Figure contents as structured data

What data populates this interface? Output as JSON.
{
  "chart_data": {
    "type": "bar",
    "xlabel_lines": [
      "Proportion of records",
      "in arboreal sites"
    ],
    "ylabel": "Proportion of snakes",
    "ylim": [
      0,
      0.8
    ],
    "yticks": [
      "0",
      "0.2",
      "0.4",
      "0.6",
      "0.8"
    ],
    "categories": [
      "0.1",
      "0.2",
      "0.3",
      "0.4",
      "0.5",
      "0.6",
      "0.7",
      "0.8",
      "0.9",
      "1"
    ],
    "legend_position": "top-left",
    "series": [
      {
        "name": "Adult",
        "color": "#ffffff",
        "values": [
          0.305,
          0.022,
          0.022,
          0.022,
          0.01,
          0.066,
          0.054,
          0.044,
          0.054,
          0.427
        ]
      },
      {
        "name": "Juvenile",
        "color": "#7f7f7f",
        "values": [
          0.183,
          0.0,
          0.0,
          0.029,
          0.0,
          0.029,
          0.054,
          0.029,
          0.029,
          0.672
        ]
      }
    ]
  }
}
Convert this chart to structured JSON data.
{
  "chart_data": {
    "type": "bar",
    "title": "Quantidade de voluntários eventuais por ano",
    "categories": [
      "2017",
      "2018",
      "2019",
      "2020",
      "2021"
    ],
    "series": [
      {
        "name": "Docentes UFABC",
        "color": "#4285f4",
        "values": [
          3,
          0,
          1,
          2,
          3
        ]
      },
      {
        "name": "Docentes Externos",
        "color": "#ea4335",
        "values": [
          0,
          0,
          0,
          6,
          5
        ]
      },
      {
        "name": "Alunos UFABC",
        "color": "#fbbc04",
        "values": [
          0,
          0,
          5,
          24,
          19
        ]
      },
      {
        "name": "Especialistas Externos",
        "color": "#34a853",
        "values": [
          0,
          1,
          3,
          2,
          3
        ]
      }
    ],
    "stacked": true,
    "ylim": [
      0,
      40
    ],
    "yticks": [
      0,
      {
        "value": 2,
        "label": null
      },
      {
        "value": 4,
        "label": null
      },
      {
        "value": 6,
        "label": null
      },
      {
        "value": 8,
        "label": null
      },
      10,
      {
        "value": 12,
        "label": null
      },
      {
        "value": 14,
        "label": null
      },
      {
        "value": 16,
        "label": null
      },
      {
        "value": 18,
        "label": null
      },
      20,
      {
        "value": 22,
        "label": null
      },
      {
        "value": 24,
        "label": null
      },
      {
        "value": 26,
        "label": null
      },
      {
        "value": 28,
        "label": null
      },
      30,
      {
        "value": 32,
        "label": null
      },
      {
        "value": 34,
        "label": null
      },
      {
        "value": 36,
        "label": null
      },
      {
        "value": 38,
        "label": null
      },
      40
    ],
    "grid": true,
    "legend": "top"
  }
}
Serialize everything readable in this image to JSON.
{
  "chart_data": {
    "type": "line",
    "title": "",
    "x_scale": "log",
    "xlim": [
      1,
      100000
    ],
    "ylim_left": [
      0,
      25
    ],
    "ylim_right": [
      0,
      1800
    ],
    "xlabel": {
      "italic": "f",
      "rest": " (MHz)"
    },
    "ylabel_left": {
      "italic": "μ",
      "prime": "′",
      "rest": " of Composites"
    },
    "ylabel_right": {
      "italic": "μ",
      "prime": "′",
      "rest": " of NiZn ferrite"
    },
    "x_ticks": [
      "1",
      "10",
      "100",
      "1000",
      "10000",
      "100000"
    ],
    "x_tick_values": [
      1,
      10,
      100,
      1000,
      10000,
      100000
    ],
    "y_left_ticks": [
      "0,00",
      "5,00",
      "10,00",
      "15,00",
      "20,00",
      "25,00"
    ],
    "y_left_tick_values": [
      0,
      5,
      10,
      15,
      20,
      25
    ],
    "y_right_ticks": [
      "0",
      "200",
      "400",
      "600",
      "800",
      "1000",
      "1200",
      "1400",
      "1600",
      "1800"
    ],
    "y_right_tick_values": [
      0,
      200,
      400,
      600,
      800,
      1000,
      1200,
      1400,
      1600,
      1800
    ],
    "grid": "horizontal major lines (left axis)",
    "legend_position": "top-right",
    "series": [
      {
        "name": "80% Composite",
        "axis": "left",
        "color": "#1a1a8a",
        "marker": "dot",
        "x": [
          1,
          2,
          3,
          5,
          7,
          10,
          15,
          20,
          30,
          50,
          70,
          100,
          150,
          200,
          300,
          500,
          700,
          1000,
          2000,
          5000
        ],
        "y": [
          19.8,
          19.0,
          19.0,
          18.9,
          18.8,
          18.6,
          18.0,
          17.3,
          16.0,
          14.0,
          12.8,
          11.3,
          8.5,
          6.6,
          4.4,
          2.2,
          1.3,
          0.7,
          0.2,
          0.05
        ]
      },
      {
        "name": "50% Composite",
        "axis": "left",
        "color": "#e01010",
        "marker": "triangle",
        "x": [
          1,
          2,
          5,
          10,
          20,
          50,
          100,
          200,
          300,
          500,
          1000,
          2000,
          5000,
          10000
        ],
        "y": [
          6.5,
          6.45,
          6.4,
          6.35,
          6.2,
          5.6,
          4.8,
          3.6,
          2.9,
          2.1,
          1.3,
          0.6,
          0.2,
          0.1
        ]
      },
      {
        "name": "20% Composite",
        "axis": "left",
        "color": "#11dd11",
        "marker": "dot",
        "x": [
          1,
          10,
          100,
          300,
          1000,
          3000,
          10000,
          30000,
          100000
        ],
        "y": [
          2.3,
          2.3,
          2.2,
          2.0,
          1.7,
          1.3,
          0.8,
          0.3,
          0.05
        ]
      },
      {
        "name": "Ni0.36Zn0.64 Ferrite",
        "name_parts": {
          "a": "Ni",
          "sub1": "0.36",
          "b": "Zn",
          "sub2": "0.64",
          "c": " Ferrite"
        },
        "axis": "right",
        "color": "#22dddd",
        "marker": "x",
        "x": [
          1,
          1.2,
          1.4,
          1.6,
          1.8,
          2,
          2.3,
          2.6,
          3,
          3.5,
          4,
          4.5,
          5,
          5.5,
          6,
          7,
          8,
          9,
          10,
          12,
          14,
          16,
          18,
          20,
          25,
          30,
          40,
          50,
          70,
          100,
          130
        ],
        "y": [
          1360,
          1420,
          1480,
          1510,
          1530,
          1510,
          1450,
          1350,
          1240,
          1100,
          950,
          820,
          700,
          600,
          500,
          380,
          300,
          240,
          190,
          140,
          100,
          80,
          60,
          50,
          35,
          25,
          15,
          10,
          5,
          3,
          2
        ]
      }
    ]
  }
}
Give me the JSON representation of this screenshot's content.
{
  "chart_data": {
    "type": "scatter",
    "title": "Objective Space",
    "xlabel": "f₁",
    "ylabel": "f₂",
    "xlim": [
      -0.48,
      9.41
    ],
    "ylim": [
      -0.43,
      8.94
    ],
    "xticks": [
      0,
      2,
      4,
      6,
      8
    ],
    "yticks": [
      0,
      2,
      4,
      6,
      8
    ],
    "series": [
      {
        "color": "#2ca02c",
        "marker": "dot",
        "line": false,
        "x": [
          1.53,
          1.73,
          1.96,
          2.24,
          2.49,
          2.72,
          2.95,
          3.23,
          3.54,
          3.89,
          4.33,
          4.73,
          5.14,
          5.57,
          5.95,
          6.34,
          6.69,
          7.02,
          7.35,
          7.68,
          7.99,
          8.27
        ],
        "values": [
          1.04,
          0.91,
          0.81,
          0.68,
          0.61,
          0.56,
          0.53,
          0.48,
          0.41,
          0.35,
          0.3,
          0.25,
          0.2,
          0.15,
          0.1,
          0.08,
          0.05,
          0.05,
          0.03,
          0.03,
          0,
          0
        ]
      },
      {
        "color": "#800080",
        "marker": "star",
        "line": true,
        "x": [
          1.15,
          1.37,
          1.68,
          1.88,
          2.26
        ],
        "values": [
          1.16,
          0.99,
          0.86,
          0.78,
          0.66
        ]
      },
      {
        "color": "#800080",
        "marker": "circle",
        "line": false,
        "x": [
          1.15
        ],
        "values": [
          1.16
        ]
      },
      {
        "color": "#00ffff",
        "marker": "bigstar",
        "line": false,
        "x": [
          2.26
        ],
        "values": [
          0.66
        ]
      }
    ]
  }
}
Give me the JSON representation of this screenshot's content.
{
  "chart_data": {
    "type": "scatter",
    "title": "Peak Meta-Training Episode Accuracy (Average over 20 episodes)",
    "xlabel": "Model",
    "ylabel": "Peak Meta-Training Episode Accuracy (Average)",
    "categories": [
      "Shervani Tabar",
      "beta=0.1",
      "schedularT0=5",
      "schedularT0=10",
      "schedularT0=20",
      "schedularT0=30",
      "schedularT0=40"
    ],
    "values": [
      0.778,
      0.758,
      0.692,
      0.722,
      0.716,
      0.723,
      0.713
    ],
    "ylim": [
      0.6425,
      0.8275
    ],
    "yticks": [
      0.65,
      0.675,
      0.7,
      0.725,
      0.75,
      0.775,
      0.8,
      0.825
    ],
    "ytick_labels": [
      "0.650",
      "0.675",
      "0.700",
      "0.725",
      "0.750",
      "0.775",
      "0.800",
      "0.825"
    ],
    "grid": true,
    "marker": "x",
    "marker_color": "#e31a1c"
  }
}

**Task statement:** Go through the entries above and copy every line containing "Docentes".

**Answer to this problem:**
        "name": "Docentes UFABC",
        "name": "Docentes Externos",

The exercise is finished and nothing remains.